WHAT TO PRODUCE:
Pick out each line of the records in which the word "Fathdina" appears.

DATASET:

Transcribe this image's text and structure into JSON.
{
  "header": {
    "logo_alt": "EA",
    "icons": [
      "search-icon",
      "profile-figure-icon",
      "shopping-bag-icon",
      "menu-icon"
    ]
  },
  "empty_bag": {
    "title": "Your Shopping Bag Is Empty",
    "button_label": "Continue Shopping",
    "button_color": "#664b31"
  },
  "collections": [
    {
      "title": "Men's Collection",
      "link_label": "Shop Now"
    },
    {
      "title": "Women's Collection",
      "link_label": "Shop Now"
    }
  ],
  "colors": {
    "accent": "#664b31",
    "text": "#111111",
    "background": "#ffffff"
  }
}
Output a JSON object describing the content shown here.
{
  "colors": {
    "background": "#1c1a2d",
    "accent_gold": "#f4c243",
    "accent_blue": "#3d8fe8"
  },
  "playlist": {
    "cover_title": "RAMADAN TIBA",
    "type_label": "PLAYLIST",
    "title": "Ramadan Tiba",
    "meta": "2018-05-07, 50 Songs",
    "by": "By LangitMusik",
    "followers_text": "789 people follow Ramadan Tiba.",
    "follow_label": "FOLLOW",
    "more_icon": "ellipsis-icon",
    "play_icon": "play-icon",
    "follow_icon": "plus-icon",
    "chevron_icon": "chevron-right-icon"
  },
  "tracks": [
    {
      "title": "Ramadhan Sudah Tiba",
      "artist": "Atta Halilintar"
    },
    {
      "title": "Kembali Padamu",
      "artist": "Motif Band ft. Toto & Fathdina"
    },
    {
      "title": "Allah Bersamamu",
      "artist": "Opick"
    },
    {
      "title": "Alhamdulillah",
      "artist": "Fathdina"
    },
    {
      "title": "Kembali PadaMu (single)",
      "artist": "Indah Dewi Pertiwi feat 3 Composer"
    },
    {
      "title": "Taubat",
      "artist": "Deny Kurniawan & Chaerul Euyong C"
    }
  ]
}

ANSWER TO THIS EXERCISE:
      "artist": "Motif Band ft. Toto & Fathdina"
      "artist": "Fathdina"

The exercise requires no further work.